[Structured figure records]
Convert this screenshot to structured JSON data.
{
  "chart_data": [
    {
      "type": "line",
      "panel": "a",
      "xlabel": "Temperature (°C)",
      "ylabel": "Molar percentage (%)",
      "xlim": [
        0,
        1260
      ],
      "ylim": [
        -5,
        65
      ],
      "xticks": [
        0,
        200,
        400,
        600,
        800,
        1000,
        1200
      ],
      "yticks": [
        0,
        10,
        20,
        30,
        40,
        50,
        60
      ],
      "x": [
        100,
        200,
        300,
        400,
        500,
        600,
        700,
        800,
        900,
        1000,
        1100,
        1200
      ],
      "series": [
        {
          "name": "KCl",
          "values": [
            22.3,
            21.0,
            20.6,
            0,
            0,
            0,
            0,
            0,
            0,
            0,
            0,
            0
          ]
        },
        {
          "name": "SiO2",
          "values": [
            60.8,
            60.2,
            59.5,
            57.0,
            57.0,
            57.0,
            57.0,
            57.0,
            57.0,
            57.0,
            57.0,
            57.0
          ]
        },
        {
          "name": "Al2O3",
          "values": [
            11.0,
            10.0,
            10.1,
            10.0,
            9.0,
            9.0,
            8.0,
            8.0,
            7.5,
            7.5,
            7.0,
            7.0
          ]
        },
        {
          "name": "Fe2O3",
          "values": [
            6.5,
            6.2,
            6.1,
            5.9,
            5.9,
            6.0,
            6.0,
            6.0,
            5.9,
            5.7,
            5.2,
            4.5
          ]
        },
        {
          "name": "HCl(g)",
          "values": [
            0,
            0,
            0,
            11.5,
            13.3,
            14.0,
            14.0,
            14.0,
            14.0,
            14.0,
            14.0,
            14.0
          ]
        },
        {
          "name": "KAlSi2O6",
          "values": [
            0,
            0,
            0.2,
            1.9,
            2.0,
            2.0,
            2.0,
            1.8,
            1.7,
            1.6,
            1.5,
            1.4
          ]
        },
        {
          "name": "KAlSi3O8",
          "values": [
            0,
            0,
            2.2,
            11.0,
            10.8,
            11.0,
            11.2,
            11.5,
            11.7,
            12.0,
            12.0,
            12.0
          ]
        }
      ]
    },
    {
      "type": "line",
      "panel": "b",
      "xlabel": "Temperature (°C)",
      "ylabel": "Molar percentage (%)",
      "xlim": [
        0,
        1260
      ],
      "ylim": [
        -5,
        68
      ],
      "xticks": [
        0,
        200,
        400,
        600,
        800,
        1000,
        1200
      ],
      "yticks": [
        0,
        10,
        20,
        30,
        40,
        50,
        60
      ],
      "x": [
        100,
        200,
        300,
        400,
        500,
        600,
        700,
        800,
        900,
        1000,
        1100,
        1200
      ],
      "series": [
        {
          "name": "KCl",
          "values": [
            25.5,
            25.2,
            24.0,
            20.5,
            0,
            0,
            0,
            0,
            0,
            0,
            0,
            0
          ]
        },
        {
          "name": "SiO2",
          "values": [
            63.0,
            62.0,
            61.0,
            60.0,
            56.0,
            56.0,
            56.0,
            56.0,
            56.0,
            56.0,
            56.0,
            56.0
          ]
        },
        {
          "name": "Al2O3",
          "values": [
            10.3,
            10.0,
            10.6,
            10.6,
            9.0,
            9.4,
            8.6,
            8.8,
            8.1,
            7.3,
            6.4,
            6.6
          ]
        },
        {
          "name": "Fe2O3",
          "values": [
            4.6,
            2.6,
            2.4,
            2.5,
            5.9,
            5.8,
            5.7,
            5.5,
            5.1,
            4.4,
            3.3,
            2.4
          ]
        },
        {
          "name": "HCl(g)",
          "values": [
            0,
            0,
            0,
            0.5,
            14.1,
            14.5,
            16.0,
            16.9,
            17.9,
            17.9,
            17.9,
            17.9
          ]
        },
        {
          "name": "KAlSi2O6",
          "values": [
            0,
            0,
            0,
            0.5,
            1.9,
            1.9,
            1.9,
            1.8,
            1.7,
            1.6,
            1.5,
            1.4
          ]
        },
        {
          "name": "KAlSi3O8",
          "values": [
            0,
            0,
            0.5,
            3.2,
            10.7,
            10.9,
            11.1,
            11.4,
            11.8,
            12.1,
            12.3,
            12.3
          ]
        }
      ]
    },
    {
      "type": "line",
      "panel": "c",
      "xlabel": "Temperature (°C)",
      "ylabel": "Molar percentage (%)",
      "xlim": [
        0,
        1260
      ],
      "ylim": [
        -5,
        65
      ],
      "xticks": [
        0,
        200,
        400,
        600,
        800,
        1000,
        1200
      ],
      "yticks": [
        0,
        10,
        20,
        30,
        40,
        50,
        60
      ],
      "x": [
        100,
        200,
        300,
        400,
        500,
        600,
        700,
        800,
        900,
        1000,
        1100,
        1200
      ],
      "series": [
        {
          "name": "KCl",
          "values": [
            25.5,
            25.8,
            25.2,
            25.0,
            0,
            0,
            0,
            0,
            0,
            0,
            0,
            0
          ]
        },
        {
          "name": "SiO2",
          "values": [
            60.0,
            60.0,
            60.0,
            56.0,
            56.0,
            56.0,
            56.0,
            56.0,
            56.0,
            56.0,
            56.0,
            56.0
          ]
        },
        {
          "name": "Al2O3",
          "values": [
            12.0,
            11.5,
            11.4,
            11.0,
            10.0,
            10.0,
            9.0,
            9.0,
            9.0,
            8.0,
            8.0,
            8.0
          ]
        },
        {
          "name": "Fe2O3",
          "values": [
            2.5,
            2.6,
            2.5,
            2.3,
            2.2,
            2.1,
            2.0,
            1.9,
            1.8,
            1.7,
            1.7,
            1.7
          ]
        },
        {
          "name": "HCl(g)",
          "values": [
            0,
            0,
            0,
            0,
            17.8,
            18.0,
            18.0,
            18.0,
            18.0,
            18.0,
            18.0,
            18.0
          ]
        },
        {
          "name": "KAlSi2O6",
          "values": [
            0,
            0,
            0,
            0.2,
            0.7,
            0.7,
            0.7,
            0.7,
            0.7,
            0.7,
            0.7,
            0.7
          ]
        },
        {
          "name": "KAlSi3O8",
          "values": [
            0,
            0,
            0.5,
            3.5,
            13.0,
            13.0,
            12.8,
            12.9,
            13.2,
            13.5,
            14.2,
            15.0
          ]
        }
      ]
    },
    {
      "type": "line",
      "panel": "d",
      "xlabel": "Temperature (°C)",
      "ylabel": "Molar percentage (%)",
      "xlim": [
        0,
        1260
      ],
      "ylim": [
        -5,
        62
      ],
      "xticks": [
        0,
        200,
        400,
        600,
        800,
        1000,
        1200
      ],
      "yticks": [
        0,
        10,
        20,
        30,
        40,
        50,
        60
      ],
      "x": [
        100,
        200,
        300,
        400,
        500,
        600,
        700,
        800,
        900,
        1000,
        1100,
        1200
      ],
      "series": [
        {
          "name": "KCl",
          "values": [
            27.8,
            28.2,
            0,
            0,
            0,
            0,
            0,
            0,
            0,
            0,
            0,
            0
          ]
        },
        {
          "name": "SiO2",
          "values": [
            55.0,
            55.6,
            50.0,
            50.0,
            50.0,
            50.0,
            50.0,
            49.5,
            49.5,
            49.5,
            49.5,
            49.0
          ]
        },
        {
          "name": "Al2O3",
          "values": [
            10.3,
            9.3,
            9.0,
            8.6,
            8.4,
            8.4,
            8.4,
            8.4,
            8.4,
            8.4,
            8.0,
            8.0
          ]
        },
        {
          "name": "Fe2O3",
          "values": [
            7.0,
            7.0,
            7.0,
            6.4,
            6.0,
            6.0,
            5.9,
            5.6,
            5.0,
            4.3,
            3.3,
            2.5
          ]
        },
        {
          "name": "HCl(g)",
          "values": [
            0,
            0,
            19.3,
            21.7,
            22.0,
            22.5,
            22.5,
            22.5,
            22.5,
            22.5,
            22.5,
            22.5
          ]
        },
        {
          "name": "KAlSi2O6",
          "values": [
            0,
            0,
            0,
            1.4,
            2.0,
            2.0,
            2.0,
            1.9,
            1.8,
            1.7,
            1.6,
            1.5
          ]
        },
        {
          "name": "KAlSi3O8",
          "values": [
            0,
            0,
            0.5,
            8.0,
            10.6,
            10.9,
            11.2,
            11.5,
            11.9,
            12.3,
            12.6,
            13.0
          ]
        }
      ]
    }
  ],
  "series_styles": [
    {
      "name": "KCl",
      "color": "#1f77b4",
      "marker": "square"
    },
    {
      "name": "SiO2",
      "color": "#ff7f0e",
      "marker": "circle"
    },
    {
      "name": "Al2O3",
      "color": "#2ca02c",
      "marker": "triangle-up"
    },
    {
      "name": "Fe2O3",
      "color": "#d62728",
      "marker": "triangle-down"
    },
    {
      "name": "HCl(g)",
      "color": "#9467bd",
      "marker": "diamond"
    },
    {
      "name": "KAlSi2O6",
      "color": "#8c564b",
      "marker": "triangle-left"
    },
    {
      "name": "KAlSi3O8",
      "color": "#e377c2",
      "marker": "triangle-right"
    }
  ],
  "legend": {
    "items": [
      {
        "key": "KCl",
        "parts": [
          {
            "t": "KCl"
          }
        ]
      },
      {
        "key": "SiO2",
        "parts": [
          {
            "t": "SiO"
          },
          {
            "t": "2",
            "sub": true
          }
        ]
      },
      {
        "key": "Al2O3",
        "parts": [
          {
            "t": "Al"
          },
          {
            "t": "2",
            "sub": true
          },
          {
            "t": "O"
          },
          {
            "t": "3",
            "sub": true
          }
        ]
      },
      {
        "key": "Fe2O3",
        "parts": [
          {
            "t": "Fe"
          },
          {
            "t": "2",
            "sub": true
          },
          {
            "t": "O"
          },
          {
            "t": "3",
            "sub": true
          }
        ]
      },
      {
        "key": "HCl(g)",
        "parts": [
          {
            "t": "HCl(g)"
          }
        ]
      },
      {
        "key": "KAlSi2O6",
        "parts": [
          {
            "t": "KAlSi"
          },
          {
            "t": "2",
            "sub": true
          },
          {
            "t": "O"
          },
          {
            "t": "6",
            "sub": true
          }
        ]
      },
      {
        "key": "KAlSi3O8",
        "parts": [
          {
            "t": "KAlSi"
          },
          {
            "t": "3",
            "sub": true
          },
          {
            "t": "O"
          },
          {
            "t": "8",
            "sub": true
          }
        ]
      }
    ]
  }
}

• WHAT THE EXERCISE ASKS: Going through the entries above line by line, work out how many lines include the word "marker". Only the number is required.

• RESPONSE BELOW: 7